__YOUR OBJECTIVE__: Please write out exactly the lines that begin at the line containing "Output a JSON" and run to the end of the records.

__DATA SHOWN__:
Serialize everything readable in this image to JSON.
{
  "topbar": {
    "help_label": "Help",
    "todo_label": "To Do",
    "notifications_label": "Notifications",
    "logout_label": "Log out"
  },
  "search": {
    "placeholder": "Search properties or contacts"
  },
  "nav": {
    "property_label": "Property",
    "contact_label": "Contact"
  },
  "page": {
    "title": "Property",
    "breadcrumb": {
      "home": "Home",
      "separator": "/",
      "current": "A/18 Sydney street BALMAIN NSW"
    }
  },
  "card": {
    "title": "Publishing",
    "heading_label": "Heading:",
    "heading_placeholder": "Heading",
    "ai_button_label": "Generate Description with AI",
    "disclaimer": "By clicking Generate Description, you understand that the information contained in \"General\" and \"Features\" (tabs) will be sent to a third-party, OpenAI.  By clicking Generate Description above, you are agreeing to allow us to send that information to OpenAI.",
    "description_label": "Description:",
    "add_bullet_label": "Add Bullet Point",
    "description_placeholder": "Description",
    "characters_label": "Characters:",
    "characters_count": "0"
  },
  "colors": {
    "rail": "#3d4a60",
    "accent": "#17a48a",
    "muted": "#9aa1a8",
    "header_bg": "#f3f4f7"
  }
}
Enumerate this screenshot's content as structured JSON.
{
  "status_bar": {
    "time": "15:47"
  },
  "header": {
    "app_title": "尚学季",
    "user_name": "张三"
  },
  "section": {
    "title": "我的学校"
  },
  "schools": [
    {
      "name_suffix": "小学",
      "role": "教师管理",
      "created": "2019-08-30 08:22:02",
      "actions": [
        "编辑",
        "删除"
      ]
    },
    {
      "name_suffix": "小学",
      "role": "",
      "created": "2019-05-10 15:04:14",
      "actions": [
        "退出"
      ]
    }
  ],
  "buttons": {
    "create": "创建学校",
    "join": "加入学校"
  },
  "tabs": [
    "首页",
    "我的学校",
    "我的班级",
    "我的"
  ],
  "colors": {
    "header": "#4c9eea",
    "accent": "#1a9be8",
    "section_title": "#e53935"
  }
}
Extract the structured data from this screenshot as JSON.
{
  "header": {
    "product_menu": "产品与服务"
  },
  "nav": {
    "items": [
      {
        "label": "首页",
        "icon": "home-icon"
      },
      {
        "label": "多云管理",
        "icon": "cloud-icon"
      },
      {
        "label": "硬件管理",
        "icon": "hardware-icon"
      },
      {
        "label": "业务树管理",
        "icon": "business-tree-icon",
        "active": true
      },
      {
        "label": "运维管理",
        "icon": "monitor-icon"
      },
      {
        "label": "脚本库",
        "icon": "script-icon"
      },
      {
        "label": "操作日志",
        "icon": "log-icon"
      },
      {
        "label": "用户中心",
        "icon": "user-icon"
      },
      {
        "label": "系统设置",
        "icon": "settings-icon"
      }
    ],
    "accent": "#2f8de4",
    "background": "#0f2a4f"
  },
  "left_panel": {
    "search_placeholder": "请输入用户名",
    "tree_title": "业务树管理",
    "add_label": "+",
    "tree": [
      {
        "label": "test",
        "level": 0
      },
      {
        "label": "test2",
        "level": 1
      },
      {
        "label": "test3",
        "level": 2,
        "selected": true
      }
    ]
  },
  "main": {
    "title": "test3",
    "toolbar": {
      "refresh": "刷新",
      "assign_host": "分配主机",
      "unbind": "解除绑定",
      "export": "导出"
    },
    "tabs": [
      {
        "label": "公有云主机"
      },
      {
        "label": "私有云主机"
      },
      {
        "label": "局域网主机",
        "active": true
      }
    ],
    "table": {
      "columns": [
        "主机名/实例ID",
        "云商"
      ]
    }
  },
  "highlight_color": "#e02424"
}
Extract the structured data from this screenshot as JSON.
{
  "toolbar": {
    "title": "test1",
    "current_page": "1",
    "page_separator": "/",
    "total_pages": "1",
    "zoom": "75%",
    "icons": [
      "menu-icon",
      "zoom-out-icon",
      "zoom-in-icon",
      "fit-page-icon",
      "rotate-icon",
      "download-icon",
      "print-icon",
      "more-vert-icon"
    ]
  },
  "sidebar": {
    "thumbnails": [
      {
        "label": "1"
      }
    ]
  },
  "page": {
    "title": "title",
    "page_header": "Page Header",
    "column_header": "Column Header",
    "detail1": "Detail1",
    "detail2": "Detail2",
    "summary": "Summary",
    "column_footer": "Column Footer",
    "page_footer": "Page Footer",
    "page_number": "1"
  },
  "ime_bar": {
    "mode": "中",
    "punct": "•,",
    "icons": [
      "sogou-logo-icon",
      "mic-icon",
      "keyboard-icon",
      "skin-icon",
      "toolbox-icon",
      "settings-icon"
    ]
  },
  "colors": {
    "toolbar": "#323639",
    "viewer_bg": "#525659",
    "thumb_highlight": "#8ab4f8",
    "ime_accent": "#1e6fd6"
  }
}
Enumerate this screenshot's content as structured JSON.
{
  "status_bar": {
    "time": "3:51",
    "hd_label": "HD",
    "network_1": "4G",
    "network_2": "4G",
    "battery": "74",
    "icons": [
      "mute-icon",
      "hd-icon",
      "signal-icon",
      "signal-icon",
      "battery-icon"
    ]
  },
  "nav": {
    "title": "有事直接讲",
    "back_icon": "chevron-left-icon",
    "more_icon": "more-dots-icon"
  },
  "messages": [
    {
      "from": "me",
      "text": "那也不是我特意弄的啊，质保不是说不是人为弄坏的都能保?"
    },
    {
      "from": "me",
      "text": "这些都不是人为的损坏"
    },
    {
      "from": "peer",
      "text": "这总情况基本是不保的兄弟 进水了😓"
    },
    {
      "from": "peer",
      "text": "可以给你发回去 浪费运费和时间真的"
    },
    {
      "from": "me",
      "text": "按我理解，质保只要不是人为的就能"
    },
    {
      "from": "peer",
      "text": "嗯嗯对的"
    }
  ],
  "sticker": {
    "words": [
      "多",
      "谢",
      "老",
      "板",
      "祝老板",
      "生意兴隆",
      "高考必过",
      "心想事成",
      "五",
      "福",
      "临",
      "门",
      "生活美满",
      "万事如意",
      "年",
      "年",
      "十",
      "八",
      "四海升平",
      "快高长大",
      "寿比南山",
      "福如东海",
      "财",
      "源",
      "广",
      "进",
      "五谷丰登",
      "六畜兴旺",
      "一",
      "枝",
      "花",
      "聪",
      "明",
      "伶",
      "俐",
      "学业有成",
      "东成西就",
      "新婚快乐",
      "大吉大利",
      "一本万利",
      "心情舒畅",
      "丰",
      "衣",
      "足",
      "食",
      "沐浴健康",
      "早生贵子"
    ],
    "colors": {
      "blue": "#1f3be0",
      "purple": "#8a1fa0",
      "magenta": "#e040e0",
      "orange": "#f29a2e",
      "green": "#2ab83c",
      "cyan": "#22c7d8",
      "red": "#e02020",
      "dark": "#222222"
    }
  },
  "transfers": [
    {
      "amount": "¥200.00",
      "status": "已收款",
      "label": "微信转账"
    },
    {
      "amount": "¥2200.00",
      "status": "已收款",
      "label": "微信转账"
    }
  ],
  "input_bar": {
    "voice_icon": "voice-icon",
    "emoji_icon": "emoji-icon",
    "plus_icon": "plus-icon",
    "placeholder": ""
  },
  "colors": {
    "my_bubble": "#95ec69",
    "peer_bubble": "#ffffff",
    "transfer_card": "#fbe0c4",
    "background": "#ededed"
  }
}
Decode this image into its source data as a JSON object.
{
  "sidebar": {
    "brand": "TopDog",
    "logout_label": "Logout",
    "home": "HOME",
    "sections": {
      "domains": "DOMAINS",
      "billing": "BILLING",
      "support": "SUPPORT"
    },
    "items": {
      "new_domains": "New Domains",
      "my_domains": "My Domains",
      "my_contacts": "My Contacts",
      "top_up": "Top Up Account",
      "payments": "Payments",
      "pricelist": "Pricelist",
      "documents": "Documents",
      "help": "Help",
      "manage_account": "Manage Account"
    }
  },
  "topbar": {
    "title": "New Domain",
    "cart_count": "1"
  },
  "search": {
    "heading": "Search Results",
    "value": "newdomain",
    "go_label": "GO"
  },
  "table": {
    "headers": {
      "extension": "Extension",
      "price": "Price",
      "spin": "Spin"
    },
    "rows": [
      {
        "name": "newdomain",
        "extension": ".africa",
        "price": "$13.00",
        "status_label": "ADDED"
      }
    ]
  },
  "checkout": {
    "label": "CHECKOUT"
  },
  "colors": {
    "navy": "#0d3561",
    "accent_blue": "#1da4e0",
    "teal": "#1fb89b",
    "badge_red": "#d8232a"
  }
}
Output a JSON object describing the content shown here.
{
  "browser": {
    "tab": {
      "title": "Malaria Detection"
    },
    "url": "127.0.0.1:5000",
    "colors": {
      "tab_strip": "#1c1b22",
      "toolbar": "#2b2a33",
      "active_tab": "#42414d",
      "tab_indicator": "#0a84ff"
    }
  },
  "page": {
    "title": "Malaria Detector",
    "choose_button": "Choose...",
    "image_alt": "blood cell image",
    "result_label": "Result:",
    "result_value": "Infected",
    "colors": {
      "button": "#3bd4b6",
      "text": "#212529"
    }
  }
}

__TASK RESPONSE__:
Output a JSON object describing the content shown here.
{
  "browser": {
    "tab": {
      "title": "Malaria Detection"
    },
    "url": "127.0.0.1:5000",
    "colors": {
      "tab_strip": "#1c1b22",
      "toolbar": "#2b2a33",
      "active_tab": "#42414d",
      "tab_indicator": "#0a84ff"
    }
  },
  "page": {
    "title": "Malaria Detector",
    "choose_button": "Choose...",
    "image_alt": "blood cell image",
    "result_label": "Result:",
    "result_value": "Infected",
    "colors": {
      "button": "#3bd4b6",
      "text": "#212529"
    }
  }
}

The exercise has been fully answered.